Reading passage:
Turing did the design in late 1945, after he moved to the National Physical Laboratory - perhaps inspired by news of John von Neumann's First Draft of a Report on the EDVAC. He produced a lengthy detailed design document, Proposal for Development in the Mathematics Division of an Automatic Computing Engine (ACE), which came out in March, 1946; the NPL approved his proposal, but moved very slowly on doing anything. Turing, apparently unhappy at the delays in building it, left the NPL in September, 1947 for a short sabbatical at Cambridge, and then moved to Manchester University.

The NPL then produced a scaled-down prototype, the Pilot ACE, on which construction started in early 1949, and initially operational by May, 1950; it was both successful, and much copied. After another considerable delay, they then moved on to produce the full-scale ACE, starting in 1953; it was initially operational in 1958. Already obsolescent, but still quite powerful (oh, had it only been built when he first proposed it!), it soldiered on, and was shut down in February, 1967.

Written exercise: Write what comes next in the passage on Turing's Automatic Computing Engine, starting after its final sentence.

Entries shown:
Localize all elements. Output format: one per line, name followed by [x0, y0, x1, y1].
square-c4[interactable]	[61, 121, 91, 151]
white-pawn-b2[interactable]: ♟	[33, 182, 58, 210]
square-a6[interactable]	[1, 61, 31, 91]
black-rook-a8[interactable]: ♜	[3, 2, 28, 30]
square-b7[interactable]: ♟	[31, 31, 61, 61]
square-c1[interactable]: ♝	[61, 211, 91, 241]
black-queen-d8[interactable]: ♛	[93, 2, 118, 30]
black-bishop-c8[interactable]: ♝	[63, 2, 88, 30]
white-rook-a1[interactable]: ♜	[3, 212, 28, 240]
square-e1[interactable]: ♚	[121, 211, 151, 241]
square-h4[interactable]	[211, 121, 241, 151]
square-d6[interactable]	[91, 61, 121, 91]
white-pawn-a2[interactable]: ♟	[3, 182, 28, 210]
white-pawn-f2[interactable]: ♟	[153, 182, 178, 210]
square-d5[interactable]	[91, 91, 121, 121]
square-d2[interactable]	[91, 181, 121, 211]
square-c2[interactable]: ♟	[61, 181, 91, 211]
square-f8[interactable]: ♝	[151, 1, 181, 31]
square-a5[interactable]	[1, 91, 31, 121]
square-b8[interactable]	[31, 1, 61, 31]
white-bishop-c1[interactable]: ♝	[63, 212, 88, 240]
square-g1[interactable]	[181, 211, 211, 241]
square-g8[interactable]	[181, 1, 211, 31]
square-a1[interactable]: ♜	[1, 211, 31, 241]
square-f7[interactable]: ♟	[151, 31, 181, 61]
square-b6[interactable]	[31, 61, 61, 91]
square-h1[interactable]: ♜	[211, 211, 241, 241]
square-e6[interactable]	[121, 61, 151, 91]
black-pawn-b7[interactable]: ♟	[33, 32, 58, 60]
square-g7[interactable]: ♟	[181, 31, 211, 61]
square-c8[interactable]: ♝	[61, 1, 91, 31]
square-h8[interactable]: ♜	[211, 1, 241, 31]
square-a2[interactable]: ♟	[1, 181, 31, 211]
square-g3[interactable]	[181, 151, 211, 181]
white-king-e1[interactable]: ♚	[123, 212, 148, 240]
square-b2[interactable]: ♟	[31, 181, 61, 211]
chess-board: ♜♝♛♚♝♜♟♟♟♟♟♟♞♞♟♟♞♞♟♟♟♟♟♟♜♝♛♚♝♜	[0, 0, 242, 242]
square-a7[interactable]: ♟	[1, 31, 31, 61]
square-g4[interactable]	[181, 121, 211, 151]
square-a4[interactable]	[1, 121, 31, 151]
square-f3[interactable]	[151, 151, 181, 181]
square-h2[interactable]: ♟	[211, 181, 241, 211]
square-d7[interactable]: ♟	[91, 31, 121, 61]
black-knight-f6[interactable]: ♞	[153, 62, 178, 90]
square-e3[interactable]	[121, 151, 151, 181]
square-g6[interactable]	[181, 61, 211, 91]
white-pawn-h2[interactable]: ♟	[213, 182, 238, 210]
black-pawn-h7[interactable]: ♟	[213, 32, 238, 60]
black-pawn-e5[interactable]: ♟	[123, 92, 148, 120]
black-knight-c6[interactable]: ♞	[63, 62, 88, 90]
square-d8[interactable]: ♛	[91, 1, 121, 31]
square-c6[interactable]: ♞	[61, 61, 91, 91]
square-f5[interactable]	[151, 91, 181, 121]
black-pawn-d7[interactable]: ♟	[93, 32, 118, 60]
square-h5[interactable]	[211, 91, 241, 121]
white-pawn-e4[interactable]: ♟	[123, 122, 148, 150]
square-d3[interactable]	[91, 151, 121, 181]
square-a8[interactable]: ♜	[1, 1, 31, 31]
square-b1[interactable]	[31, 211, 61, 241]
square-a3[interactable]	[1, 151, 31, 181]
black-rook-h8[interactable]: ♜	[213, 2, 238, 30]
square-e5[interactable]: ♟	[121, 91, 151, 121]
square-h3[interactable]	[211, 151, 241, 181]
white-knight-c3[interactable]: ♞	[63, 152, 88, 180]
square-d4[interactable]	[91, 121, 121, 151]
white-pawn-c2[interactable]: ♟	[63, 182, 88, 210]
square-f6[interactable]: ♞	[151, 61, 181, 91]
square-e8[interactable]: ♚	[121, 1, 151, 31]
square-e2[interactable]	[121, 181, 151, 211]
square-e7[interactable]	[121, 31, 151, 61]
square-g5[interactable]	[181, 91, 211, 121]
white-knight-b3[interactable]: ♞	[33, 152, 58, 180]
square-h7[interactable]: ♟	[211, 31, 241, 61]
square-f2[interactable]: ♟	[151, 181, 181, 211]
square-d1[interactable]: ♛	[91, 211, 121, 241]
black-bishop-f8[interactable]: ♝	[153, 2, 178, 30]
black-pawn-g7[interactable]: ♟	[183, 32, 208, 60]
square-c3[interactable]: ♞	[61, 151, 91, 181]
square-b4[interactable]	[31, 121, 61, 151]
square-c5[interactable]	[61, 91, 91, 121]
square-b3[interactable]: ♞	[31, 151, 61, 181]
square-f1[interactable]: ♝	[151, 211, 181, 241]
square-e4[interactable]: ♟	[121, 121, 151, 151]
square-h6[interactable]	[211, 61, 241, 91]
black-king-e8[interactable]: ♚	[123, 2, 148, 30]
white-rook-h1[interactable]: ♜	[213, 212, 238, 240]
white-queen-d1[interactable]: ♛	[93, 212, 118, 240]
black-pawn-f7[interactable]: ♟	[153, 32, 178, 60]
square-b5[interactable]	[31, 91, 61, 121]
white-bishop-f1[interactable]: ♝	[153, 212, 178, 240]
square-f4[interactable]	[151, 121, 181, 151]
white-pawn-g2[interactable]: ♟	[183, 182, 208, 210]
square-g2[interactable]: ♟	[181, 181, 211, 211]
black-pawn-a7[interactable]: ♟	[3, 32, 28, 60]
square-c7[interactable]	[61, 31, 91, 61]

Response to this exercise:
Technical details

In addition to 24 long delay lines, each of which had a capacity of 32 48-bit words, it also had 5 4-word lines (the reduced size gave lower access times), 4 2-word lines, and 7 1-word lines; the shorter ones had the role of registers in most computers. The time required for one word (the whole machine was serial) was termed a 'minor cycle'; a complete cycle of a long line was a 'major cycle'.

The ACE's instructions were also 48 bits. They contained 10 fields:

Field Width Description
Wait 5 Minor cycle in which to start instruction execution
Source A 6 Line holding source operand A
Source B 6 Line holding source operand B
Function 6 8 groups of 8
Destination 6 Line where result is to be stored
Stop 1 Actuated by console key
Next 5 Next instruction line
Auxiliary Timing Number (J) 6 Counting area
Time 5 Next instruction minor cycle
Characteristic 2 Number of minor cycles for this instruction

One bit was unused. Apparently, for sources in long lines, the minor cycle used was that selected by the 'Wait' field. Instructions contained no less than 4 addresses; two sources, a destination, and the address of the next instruction. (The ACE had no Program Counter.) Many of the destinations had side-effects.

The ACE had separate multiplier and divider hardware units. The divider could perform normalization, for use in floating point calculations.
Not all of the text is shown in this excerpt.